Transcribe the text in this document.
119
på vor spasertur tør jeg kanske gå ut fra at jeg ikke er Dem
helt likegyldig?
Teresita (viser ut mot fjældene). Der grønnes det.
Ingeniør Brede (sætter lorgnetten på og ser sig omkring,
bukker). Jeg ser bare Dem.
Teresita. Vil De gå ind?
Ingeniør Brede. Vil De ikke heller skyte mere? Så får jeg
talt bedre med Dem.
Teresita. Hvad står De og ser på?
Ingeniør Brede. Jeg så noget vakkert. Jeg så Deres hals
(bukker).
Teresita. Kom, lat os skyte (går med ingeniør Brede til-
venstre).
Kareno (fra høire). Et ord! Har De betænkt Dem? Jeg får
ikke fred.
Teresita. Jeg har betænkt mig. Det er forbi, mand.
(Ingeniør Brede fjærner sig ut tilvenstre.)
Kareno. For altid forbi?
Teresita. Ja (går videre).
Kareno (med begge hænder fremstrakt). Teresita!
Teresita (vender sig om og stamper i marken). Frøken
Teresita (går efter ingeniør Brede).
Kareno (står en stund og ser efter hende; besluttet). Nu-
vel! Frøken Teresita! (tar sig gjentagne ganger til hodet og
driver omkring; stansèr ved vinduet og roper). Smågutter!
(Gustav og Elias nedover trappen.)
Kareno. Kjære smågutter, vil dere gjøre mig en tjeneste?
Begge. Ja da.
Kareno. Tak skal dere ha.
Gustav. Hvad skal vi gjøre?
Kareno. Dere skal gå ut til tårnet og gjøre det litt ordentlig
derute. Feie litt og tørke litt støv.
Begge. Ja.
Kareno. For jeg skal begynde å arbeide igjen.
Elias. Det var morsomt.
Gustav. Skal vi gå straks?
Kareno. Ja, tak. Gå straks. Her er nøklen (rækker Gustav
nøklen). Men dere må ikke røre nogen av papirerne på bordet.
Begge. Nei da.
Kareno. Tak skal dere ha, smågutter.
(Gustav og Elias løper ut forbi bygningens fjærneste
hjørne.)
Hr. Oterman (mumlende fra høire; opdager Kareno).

YOUR INSTRUCTIONS:
Take each line of the material that contains the word "skyte" and list it.

OUTPUT BELOW:
Ingeniør Brede. Vil De ikke heller skyte mere? Så får jeg
Teresita. Kom, lat os skyte (går med ingeniør Brede til-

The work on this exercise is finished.